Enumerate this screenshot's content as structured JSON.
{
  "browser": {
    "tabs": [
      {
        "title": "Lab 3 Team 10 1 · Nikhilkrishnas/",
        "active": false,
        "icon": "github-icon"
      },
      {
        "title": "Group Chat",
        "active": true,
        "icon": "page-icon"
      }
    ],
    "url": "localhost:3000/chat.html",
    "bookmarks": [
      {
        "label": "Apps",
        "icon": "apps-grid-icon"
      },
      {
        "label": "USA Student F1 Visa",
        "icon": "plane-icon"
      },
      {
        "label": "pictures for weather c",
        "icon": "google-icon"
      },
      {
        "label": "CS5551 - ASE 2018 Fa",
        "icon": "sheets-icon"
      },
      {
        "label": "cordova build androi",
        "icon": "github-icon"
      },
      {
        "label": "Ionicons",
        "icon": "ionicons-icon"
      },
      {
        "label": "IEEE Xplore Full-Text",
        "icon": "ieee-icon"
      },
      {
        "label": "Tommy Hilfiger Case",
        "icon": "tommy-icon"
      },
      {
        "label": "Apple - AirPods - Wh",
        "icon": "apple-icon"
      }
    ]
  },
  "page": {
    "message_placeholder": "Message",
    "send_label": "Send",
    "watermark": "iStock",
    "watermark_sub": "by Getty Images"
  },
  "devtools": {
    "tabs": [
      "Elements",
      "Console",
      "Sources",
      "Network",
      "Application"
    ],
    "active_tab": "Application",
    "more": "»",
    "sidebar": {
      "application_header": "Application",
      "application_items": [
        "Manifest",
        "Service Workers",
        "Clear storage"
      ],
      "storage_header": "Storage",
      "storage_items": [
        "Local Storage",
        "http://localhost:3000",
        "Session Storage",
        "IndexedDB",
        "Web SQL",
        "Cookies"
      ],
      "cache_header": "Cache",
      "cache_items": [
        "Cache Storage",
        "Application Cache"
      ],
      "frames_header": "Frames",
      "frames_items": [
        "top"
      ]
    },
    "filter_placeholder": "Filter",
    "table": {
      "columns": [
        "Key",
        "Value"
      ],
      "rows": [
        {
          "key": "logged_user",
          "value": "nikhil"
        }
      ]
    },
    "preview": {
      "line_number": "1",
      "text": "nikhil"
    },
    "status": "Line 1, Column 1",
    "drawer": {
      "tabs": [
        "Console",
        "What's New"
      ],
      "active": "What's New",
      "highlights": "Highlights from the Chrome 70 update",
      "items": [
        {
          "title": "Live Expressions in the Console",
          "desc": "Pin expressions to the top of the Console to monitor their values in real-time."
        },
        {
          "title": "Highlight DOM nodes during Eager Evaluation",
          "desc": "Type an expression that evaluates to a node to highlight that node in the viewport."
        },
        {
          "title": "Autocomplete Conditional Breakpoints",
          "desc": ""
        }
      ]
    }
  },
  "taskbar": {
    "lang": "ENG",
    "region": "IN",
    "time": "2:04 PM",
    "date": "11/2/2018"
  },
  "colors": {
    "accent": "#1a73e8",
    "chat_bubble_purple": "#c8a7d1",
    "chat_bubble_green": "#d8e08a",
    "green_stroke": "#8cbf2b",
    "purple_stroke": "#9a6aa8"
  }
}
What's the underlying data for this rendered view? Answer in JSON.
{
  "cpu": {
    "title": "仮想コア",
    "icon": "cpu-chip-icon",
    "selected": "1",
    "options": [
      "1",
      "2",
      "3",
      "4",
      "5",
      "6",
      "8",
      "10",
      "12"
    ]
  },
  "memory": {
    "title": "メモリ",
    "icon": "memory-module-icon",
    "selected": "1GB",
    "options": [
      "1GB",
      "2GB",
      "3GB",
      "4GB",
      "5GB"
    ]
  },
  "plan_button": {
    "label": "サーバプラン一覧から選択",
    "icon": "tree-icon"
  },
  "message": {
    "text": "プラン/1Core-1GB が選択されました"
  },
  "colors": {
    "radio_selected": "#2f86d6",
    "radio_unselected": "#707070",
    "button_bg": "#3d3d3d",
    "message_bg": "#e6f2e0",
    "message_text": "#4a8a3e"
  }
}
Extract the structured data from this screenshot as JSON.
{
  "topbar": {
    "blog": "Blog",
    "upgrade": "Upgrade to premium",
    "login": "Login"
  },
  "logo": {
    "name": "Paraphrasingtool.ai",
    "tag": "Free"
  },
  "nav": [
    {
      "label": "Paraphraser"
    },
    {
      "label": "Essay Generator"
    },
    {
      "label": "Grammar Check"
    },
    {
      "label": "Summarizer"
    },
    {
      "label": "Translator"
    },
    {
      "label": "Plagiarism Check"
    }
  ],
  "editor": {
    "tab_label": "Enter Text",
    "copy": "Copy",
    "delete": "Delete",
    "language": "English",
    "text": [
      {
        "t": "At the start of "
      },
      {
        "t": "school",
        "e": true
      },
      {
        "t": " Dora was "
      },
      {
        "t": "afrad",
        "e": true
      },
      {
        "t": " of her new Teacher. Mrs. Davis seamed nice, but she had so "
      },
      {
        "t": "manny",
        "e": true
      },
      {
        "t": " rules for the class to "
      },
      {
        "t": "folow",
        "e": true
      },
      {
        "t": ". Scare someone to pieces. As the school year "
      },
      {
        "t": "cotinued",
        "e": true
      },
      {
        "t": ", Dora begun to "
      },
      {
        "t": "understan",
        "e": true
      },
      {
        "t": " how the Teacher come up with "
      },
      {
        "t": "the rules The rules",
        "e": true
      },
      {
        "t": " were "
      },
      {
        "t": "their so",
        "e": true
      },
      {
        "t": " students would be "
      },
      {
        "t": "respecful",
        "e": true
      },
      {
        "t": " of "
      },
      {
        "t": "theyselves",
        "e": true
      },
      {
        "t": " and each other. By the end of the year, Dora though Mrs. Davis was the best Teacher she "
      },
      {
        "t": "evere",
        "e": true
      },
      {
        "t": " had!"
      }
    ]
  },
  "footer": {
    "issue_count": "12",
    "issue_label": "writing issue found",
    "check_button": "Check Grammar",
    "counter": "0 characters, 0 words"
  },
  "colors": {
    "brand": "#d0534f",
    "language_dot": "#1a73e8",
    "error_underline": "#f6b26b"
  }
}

________________________

Aim of the exercise: Reproduce the full set of records precisely.

Solution for this problem:
Enumerate this screenshot's content as structured JSON.
{
  "browser": {
    "tabs": [
      {
        "title": "Lab 3 Team 10 1 · Nikhilkrishnas/",
        "active": false,
        "icon": "github-icon"
      },
      {
        "title": "Group Chat",
        "active": true,
        "icon": "page-icon"
      }
    ],
    "url": "localhost:3000/chat.html",
    "bookmarks": [
      {
        "label": "Apps",
        "icon": "apps-grid-icon"
      },
      {
        "label": "USA Student F1 Visa",
        "icon": "plane-icon"
      },
      {
        "label": "pictures for weather c",
        "icon": "google-icon"
      },
      {
        "label": "CS5551 - ASE 2018 Fa",
        "icon": "sheets-icon"
      },
      {
        "label": "cordova build androi",
        "icon": "github-icon"
      },
      {
        "label": "Ionicons",
        "icon": "ionicons-icon"
      },
      {
        "label": "IEEE Xplore Full-Text",
        "icon": "ieee-icon"
      },
      {
        "label": "Tommy Hilfiger Case",
        "icon": "tommy-icon"
      },
      {
        "label": "Apple - AirPods - Wh",
        "icon": "apple-icon"
      }
    ]
  },
  "page": {
    "message_placeholder": "Message",
    "send_label": "Send",
    "watermark": "iStock",
    "watermark_sub": "by Getty Images"
  },
  "devtools": {
    "tabs": [
      "Elements",
      "Console",
      "Sources",
      "Network",
      "Application"
    ],
    "active_tab": "Application",
    "more": "»",
    "sidebar": {
      "application_header": "Application",
      "application_items": [
        "Manifest",
        "Service Workers",
        "Clear storage"
      ],
      "storage_header": "Storage",
      "storage_items": [
        "Local Storage",
        "http://localhost:3000",
        "Session Storage",
        "IndexedDB",
        "Web SQL",
        "Cookies"
      ],
      "cache_header": "Cache",
      "cache_items": [
        "Cache Storage",
        "Application Cache"
      ],
      "frames_header": "Frames",
      "frames_items": [
        "top"
      ]
    },
    "filter_placeholder": "Filter",
    "table": {
      "columns": [
        "Key",
        "Value"
      ],
      "rows": [
        {
          "key": "logged_user",
          "value": "nikhil"
        }
      ]
    },
    "preview": {
      "line_number": "1",
      "text": "nikhil"
    },
    "status": "Line 1, Column 1",
    "drawer": {
      "tabs": [
        "Console",
        "What's New"
      ],
      "active": "What's New",
      "highlights": "Highlights from the Chrome 70 update",
      "items": [
        {
          "title": "Live Expressions in the Console",
          "desc": "Pin expressions to the top of the Console to monitor their values in real-time."
        },
        {
          "title": "Highlight DOM nodes during Eager Evaluation",
          "desc": "Type an expression that evaluates to a node to highlight that node in the viewport."
        },
        {
          "title": "Autocomplete Conditional Breakpoints",
          "desc": ""
        }
      ]
    }
  },
  "taskbar": {
    "lang": "ENG",
    "region": "IN",
    "time": "2:04 PM",
    "date": "11/2/2018"
  },
  "colors": {
    "accent": "#1a73e8",
    "chat_bubble_purple": "#c8a7d1",
    "chat_bubble_green": "#d8e08a",
    "green_stroke": "#8cbf2b",
    "purple_stroke": "#9a6aa8"
  }
}
What's the underlying data for this rendered view? Answer in JSON.
{
  "cpu": {
    "title": "仮想コア",
    "icon": "cpu-chip-icon",
    "selected": "1",
    "options": [
      "1",
      "2",
      "3",
      "4",
      "5",
      "6",
      "8",
      "10",
      "12"
    ]
  },
  "memory": {
    "title": "メモリ",
    "icon": "memory-module-icon",
    "selected": "1GB",
    "options": [
      "1GB",
      "2GB",
      "3GB",
      "4GB",
      "5GB"
    ]
  },
  "plan_button": {
    "label": "サーバプラン一覧から選択",
    "icon": "tree-icon"
  },
  "message": {
    "text": "プラン/1Core-1GB が選択されました"
  },
  "colors": {
    "radio_selected": "#2f86d6",
    "radio_unselected": "#707070",
    "button_bg": "#3d3d3d",
    "message_bg": "#e6f2e0",
    "message_text": "#4a8a3e"
  }
}
Extract the structured data from this screenshot as JSON.
{
  "topbar": {
    "blog": "Blog",
    "upgrade": "Upgrade to premium",
    "login": "Login"
  },
  "logo": {
    "name": "Paraphrasingtool.ai",
    "tag": "Free"
  },
  "nav": [
    {
      "label": "Paraphraser"
    },
    {
      "label": "Essay Generator"
    },
    {
      "label": "Grammar Check"
    },
    {
      "label": "Summarizer"
    },
    {
      "label": "Translator"
    },
    {
      "label": "Plagiarism Check"
    }
  ],
  "editor": {
    "tab_label": "Enter Text",
    "copy": "Copy",
    "delete": "Delete",
    "language": "English",
    "text": [
      {
        "t": "At the start of "
      },
      {
        "t": "school",
        "e": true
      },
      {
        "t": " Dora was "
      },
      {
        "t": "afrad",
        "e": true
      },
      {
        "t": " of her new Teacher. Mrs. Davis seamed nice, but she had so "
      },
      {
        "t": "manny",
        "e": true
      },
      {
        "t": " rules for the class to "
      },
      {
        "t": "folow",
        "e": true
      },
      {
        "t": ". Scare someone to pieces. As the school year "
      },
      {
        "t": "cotinued",
        "e": true
      },
      {
        "t": ", Dora begun to "
      },
      {
        "t": "understan",
        "e": true
      },
      {
        "t": " how the Teacher come up with "
      },
      {
        "t": "the rules The rules",
        "e": true
      },
      {
        "t": " were "
      },
      {
        "t": "their so",
        "e": true
      },
      {
        "t": " students would be "
      },
      {
        "t": "respecful",
        "e": true
      },
      {
        "t": " of "
      },
      {
        "t": "theyselves",
        "e": true
      },
      {
        "t": " and each other. By the end of the year, Dora though Mrs. Davis was the best Teacher she "
      },
      {
        "t": "evere",
        "e": true
      },
      {
        "t": " had!"
      }
    ]
  },
  "footer": {
    "issue_count": "12",
    "issue_label": "writing issue found",
    "check_button": "Check Grammar",
    "counter": "0 characters, 0 words"
  },
  "colors": {
    "brand": "#d0534f",
    "language_dot": "#1a73e8",
    "error_underline": "#f6b26b"
  }
}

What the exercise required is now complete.